**Task prompt**
Write the entries below out again exactly; any picture in them stays out.

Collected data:

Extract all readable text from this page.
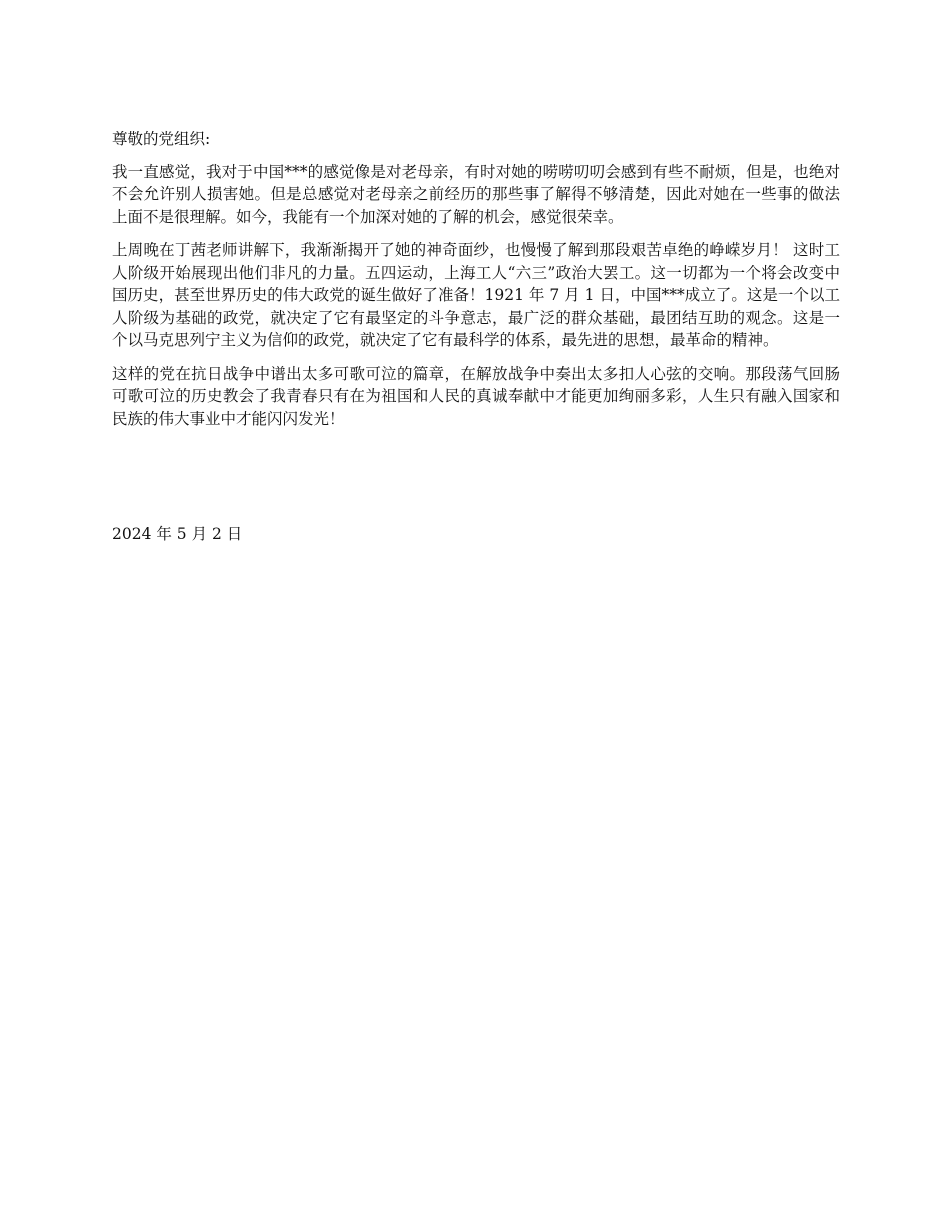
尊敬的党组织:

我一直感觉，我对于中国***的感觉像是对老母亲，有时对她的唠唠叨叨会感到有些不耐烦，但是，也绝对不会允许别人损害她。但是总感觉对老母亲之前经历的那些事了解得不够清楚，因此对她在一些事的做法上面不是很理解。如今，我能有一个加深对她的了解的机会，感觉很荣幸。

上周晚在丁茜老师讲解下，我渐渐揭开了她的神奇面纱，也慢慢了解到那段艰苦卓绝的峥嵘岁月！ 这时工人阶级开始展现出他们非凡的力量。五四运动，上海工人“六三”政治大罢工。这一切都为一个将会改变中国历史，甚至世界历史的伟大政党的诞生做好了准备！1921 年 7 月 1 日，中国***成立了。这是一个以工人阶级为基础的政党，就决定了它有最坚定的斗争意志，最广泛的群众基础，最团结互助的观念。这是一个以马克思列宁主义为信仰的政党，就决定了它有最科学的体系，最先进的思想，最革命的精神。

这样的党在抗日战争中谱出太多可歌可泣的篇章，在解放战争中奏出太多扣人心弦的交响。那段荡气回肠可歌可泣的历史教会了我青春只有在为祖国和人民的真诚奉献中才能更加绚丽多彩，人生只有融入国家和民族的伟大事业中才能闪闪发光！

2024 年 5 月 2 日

**In response**
Extract all readable text from this page.
尊敬的党组织:

我一直感觉，我对于中国***的感觉像是对老母亲，有时对她的唠唠叨叨会感到有些不耐烦，但是，也绝对不会允许别人损害她。但是总感觉对老母亲之前经历的那些事了解得不够清楚，因此对她在一些事的做法上面不是很理解。如今，我能有一个加深对她的了解的机会，感觉很荣幸。

上周晚在丁茜老师讲解下，我渐渐揭开了她的神奇面纱，也慢慢了解到那段艰苦卓绝的峥嵘岁月！ 这时工人阶级开始展现出他们非凡的力量。五四运动，上海工人“六三”政治大罢工。这一切都为一个将会改变中国历史，甚至世界历史的伟大政党的诞生做好了准备！1921 年 7 月 1 日，中国***成立了。这是一个以工人阶级为基础的政党，就决定了它有最坚定的斗争意志，最广泛的群众基础，最团结互助的观念。这是一个以马克思列宁主义为信仰的政党，就决定了它有最科学的体系，最先进的思想，最革命的精神。

这样的党在抗日战争中谱出太多可歌可泣的篇章，在解放战争中奏出太多扣人心弦的交响。那段荡气回肠可歌可泣的历史教会了我青春只有在为祖国和人民的真诚奉献中才能更加绚丽多彩，人生只有融入国家和民族的伟大事业中才能闪闪发光！

2024 年 5 月 2 日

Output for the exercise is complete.